- **What is required**:
Swap "telefono" for "cellulare" in the data, starting with the line that contains "description-text: Usa questi" and going on through the line that contains "status-text: L'autenticazione a", and give those lines again with nothing else changed.
* begin *
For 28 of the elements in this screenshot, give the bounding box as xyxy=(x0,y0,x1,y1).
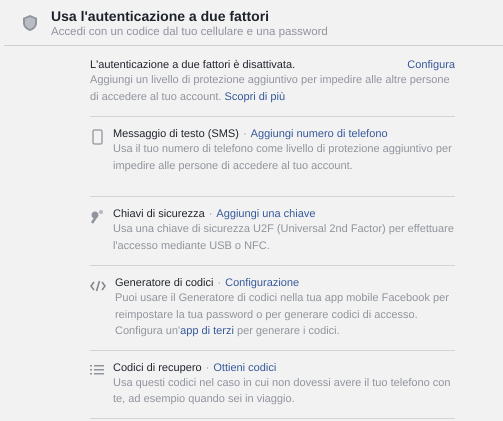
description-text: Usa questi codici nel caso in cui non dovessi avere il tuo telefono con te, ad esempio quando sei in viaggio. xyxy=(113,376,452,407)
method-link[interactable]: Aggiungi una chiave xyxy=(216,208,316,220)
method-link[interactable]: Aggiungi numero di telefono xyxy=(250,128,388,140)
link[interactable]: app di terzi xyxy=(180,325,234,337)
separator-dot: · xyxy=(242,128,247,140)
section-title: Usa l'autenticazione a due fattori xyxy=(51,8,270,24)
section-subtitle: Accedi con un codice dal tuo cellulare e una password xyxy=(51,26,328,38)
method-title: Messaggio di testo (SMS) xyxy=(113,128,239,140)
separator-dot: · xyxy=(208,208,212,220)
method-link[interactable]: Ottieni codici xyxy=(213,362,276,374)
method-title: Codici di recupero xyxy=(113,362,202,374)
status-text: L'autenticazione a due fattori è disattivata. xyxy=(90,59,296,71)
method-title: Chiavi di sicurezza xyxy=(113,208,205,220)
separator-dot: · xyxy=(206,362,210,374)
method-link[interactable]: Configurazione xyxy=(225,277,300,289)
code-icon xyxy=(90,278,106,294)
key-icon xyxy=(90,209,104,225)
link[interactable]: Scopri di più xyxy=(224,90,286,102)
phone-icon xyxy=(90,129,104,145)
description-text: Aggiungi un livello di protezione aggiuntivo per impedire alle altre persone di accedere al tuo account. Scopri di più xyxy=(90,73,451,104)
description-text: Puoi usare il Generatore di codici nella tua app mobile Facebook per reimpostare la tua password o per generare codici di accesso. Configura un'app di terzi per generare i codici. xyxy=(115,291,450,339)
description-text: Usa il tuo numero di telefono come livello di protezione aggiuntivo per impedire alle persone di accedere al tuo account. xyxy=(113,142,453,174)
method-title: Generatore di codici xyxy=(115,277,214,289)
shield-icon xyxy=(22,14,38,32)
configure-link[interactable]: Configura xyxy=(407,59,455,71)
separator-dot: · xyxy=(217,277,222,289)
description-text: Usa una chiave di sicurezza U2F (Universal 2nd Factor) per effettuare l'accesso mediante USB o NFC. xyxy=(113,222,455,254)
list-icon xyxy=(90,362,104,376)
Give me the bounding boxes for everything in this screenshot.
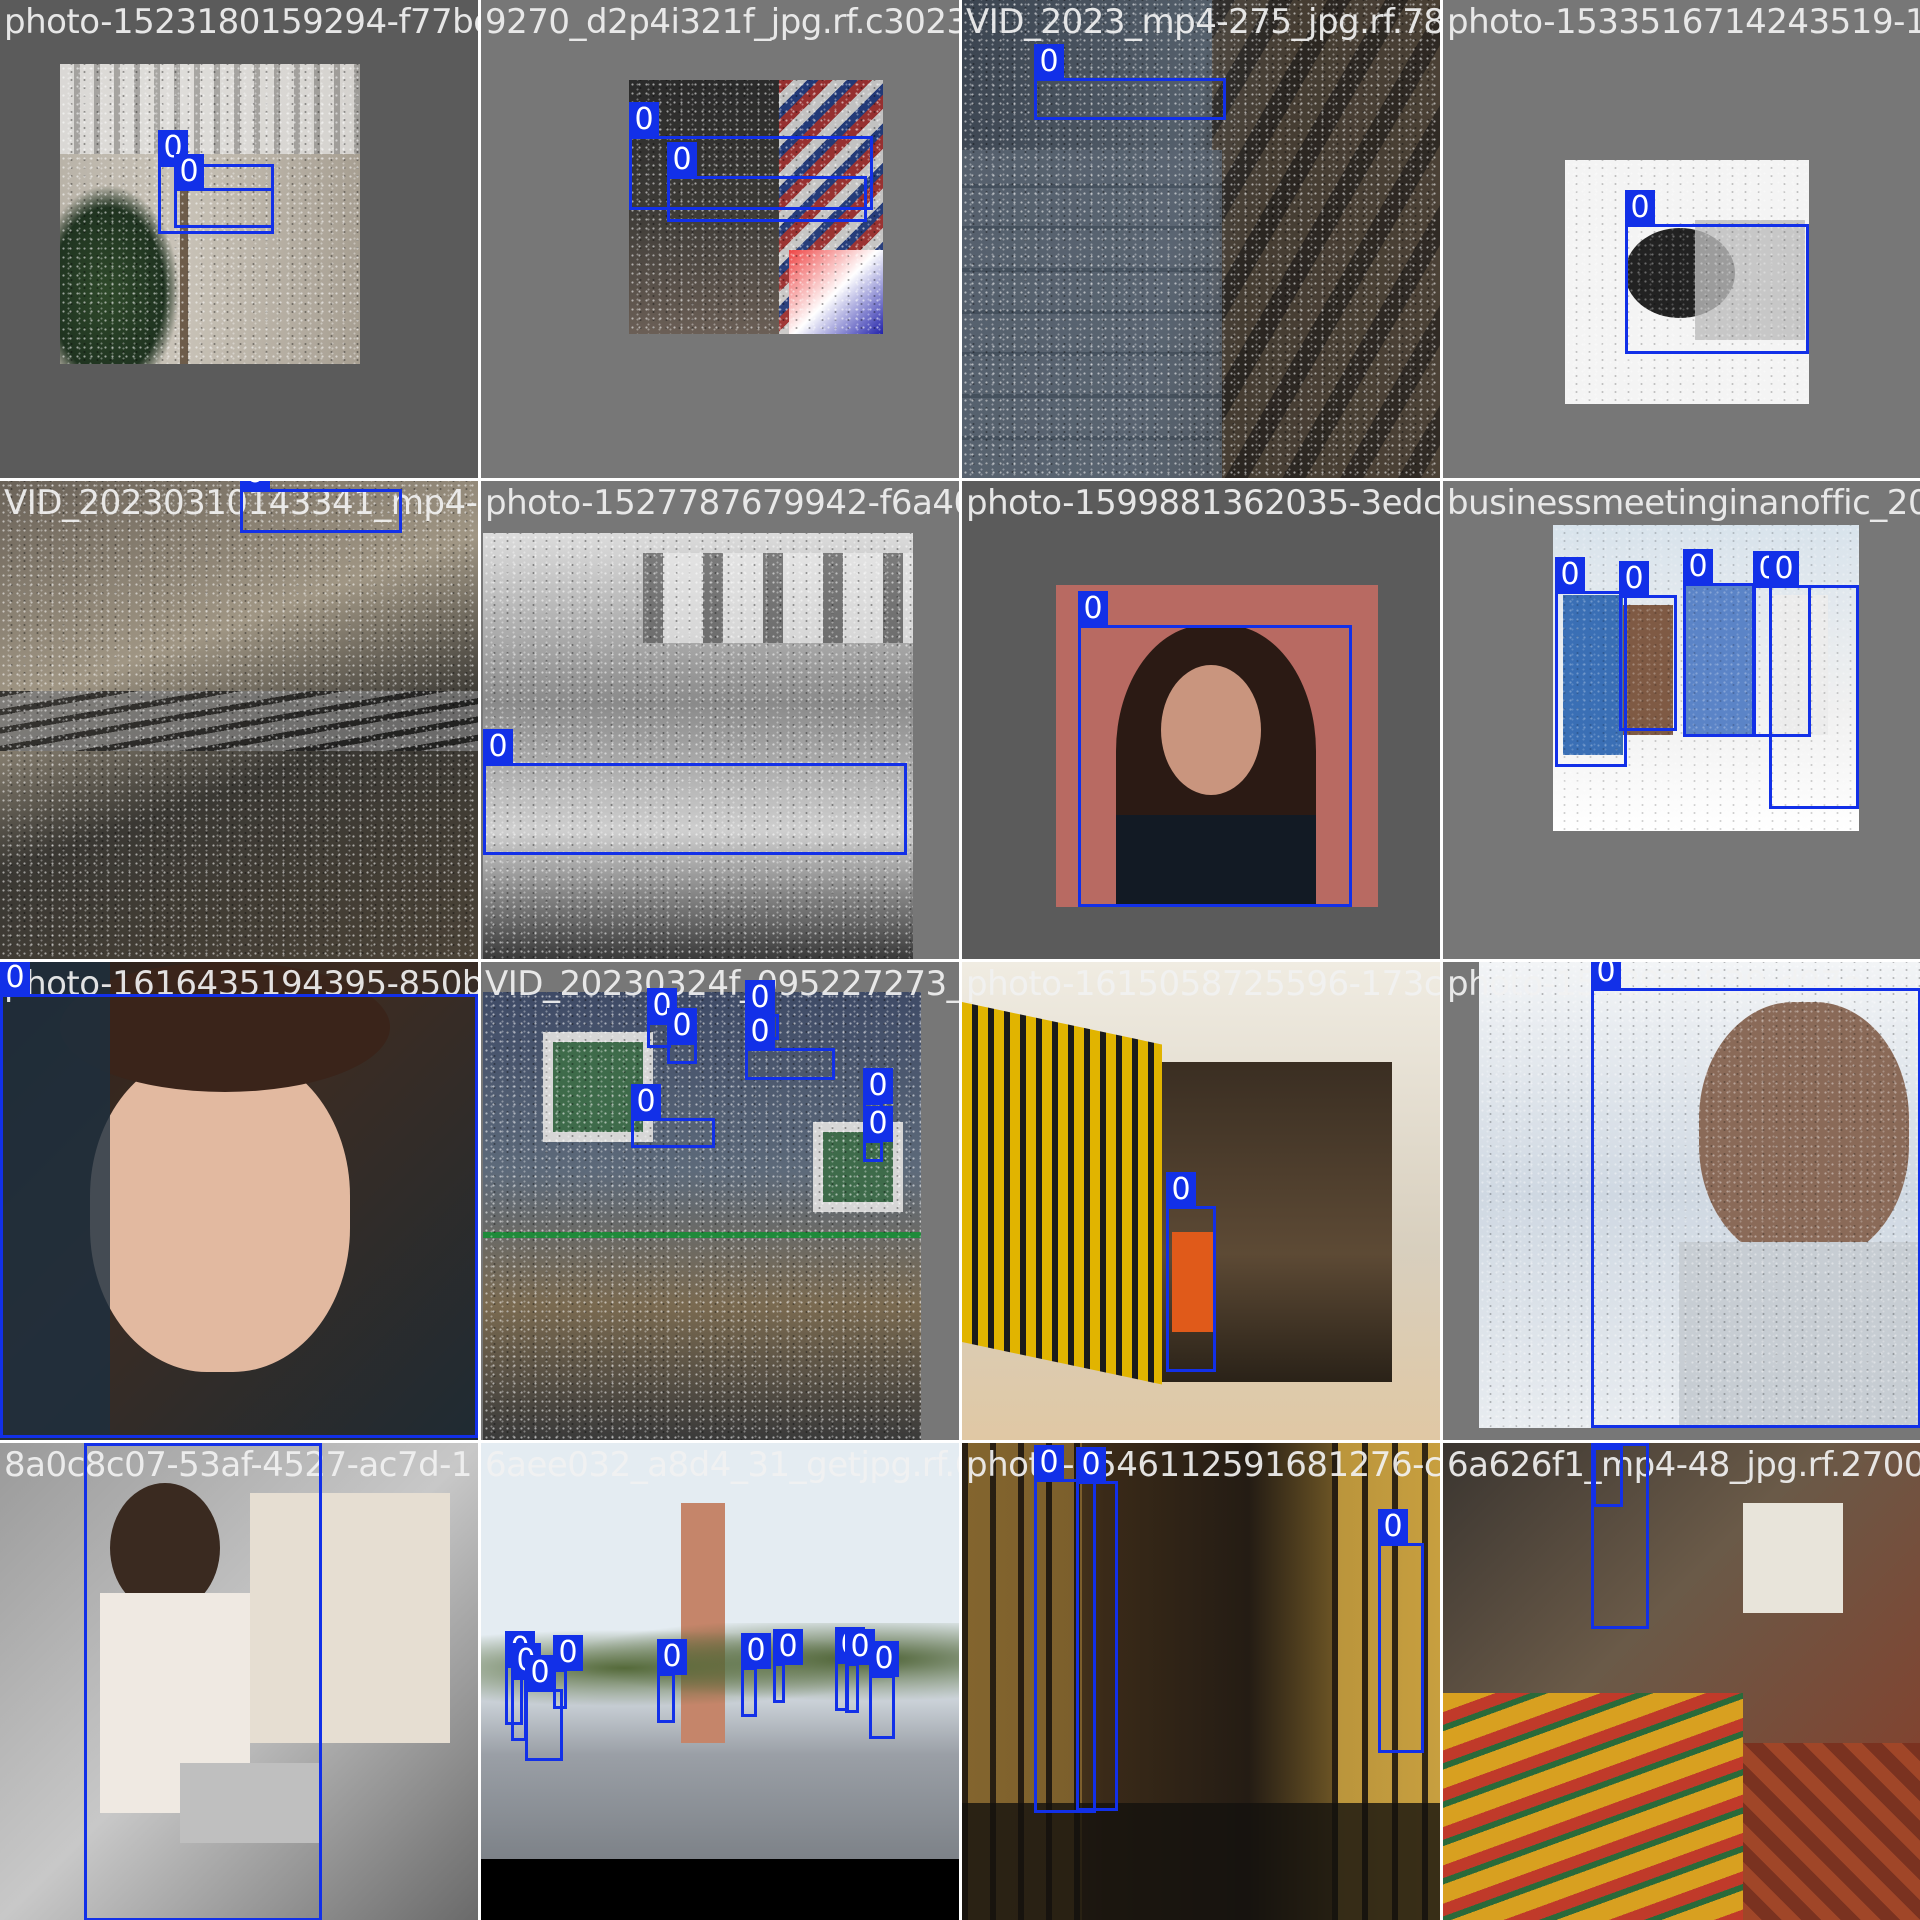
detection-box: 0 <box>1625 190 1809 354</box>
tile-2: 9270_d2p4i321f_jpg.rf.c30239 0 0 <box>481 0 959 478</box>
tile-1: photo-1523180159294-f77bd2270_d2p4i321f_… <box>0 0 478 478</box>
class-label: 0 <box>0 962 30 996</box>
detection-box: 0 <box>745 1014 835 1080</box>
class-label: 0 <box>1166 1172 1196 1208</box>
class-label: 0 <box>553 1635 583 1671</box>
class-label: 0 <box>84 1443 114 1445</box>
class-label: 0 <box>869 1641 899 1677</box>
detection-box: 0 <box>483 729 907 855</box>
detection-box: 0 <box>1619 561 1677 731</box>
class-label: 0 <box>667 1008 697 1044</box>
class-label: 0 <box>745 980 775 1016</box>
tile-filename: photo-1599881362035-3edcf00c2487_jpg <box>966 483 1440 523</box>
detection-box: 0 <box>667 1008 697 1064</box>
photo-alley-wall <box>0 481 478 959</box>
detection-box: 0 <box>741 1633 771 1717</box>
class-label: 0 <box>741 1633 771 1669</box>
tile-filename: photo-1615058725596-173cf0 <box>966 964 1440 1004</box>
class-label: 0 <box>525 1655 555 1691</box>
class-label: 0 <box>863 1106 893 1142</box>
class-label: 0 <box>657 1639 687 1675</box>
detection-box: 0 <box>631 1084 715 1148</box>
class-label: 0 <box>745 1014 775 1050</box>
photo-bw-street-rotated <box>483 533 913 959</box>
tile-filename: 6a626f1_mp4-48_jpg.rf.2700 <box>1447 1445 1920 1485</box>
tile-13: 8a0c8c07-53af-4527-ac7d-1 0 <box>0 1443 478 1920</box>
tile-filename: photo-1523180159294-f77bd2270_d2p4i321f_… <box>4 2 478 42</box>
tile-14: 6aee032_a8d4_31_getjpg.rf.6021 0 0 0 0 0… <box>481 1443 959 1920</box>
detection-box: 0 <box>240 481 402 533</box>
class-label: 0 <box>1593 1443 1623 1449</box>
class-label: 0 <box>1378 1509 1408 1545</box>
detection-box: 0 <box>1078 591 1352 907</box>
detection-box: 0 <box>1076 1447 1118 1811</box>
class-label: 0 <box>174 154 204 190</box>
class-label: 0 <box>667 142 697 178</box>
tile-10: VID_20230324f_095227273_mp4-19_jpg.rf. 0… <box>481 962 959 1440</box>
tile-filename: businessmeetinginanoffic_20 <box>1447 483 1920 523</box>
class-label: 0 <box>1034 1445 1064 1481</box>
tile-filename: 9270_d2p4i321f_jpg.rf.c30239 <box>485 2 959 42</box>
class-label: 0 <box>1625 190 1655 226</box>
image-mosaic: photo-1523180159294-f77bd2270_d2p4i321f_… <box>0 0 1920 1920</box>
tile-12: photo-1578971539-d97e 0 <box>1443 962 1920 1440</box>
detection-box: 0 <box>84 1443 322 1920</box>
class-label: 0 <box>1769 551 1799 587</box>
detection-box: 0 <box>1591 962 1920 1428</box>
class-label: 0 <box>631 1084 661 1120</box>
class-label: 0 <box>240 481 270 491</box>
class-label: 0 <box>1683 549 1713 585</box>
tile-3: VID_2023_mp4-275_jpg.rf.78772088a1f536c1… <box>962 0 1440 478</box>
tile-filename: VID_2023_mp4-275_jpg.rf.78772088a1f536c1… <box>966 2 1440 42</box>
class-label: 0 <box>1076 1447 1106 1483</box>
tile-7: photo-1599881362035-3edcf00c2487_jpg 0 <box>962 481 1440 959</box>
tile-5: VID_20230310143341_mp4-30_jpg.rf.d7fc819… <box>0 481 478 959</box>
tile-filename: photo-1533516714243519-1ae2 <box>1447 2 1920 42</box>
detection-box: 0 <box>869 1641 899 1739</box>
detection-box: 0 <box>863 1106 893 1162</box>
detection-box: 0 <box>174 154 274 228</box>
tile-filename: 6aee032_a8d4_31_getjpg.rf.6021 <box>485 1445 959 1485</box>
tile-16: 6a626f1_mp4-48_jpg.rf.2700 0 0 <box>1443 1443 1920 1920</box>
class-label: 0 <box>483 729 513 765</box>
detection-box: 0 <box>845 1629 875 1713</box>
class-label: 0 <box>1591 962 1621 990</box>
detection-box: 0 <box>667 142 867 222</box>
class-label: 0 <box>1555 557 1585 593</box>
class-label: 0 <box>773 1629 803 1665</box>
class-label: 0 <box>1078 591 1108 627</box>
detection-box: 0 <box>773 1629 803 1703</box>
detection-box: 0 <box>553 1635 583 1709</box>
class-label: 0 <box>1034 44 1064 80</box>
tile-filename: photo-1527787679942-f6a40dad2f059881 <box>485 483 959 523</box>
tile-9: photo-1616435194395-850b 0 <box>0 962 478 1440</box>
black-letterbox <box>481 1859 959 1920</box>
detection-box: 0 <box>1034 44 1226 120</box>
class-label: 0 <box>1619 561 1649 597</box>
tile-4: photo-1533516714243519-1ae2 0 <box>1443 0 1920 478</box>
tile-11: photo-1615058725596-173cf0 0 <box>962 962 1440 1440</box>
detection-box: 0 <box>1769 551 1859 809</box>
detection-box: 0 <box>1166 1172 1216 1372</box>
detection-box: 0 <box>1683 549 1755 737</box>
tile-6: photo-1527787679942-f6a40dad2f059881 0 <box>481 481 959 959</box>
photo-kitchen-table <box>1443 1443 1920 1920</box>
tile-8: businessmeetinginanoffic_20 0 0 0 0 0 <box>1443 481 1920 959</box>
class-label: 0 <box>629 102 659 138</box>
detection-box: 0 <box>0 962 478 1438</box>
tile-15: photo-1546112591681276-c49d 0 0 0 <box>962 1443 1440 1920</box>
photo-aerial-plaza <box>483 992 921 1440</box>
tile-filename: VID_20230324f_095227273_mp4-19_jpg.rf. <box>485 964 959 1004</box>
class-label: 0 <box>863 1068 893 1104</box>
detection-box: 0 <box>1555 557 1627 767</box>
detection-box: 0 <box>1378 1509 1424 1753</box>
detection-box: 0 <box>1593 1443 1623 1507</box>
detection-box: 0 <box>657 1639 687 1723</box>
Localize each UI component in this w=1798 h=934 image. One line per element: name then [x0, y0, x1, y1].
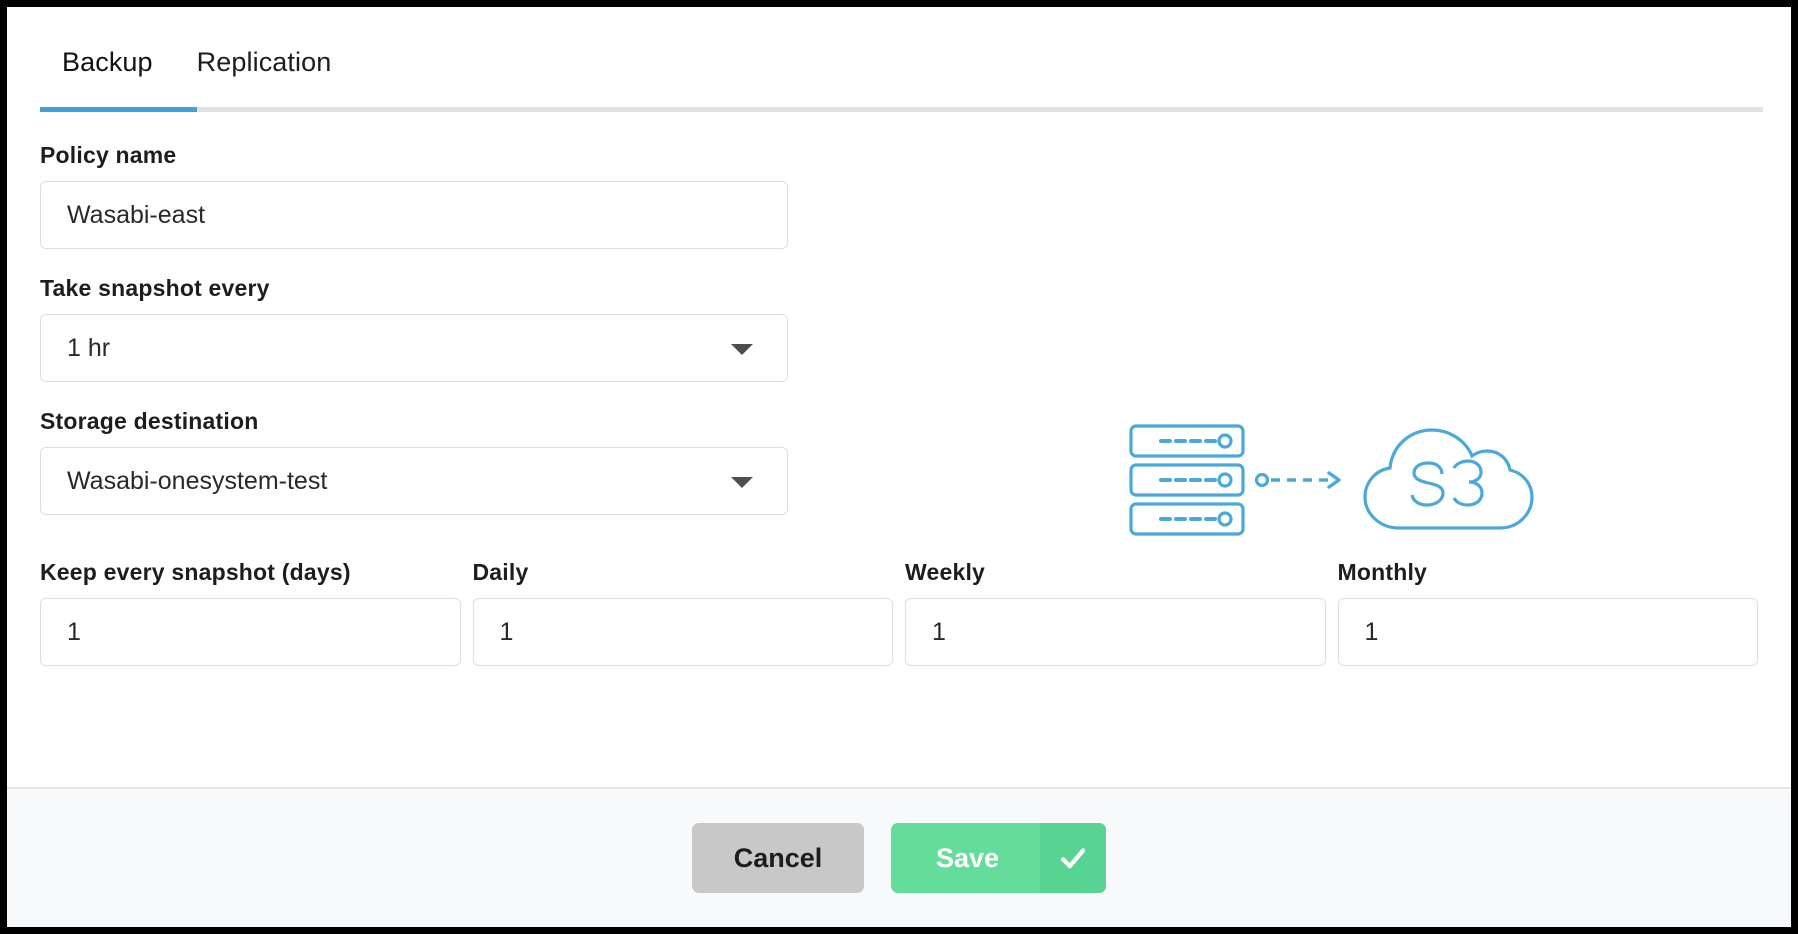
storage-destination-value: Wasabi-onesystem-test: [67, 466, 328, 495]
* end *
- **Reply to the task**:
description-text: Usa questi codici nel caso in cui non dovessi avere il tuo cellulare con te, ad esempio quando sei in viaggio. xyxy=(113,376,452,407)
method-link[interactable]: Aggiungi una chiave xyxy=(216,208,316,220)
method-link[interactable]: Aggiungi numero di cellulare xyxy=(250,128,388,140)
link[interactable]: app di terzi xyxy=(180,325,234,337)
separator-dot: · xyxy=(242,128,247,140)
section-title: Usa l'autenticazione a due fattori xyxy=(51,8,270,24)
section-subtitle: Accedi con un codice dal tuo cellulare e una password xyxy=(51,26,328,38)
method-title: Messaggio di testo (SMS) xyxy=(113,128,239,140)
separator-dot: · xyxy=(208,208,212,220)
method-link[interactable]: Ottieni codici xyxy=(213,362,276,374)
method-title: Codici di recupero xyxy=(113,362,202,374)
status-text: L'autenticazione a due fattori è disattivata. xyxy=(90,59,296,71)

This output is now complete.